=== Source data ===
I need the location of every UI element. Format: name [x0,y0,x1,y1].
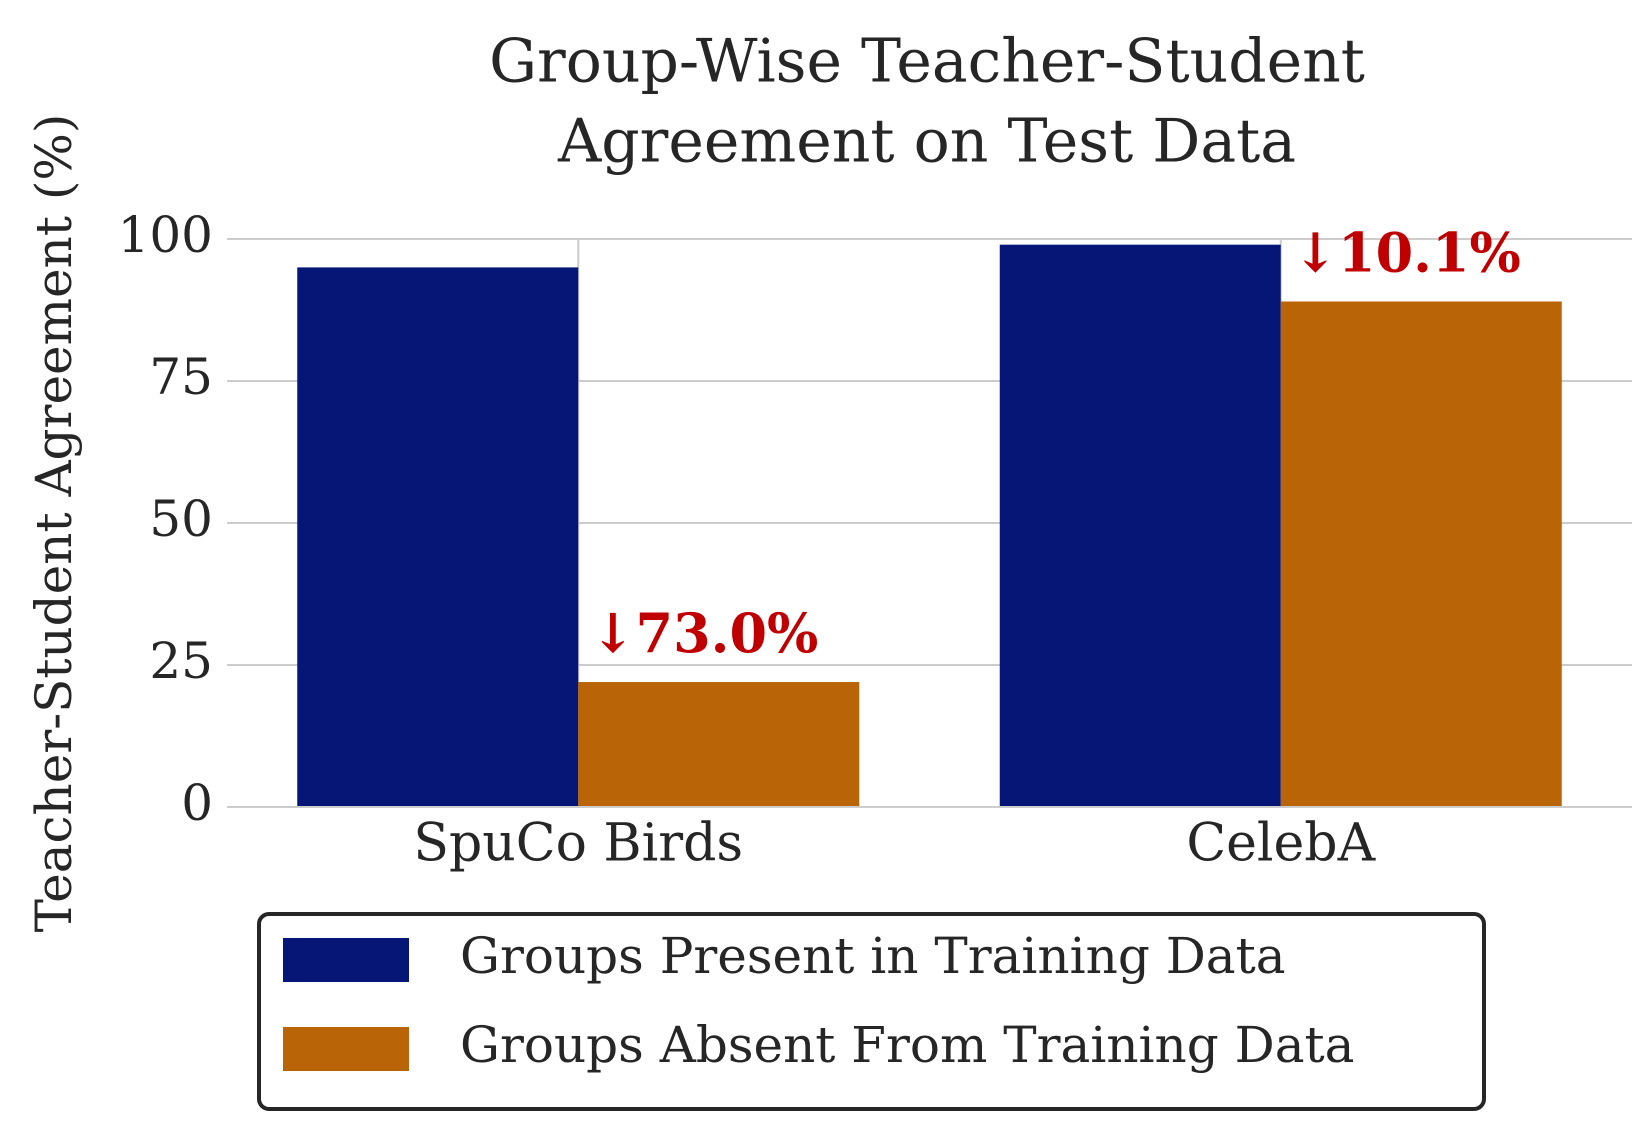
annotation: ↓73.0% [590,601,818,665]
bar [999,244,1281,807]
legend-label: Groups Present in Training Data [460,927,1286,985]
legend-box [257,912,1486,1111]
legend-label: Groups Absent From Training Data [460,1016,1354,1074]
chart-title: Group-Wise Teacher-Student [489,27,1365,97]
legend-swatch [283,938,409,982]
legend-swatch [283,1027,409,1071]
chart-title: Agreement on Test Data [557,107,1296,177]
annotation: ↓10.1% [1293,221,1521,285]
y-tick-label: 100 [118,206,213,264]
x-tick-label: CelebA [1186,814,1376,874]
bar [578,682,860,807]
y-tick-label: 50 [149,490,213,548]
x-tick-label: SpuCo Birds [413,814,743,874]
bar [1280,301,1562,807]
y-tick-label: 25 [149,632,213,690]
y-tick-label: 75 [149,348,213,406]
bar [297,267,579,807]
y-tick-label: 0 [181,774,213,832]
y-axis-label: Teacher-Student Agreement (%) [25,114,83,933]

=== Do this ===
Transcribe every line of the data above word for word, omitting the picture.

=== Task response ===
I need the location of every UI element. Format: name [x0,y0,x1,y1].
annotation: ↓73.0% [590,601,818,665]
bar [999,244,1281,807]
legend-label: Groups Present in Training Data [460,927,1286,985]
legend-box [257,912,1486,1111]
legend-label: Groups Absent From Training Data [460,1016,1354,1074]
chart-title: Group-Wise Teacher-Student [489,27,1365,97]
legend-swatch [283,938,409,982]
legend-swatch [283,1027,409,1071]
chart-title: Agreement on Test Data [557,107,1296,177]
annotation: ↓10.1% [1293,221,1521,285]
y-tick-label: 100 [118,206,213,264]
x-tick-label: CelebA [1186,814,1376,874]
bar [578,682,860,807]
y-tick-label: 50 [149,490,213,548]
x-tick-label: SpuCo Birds [413,814,743,874]
bar [1280,301,1562,807]
y-tick-label: 25 [149,632,213,690]
y-tick-label: 75 [149,348,213,406]
bar [297,267,579,807]
y-tick-label: 0 [181,774,213,832]
y-axis-label: Teacher-Student Agreement (%) [25,114,83,933]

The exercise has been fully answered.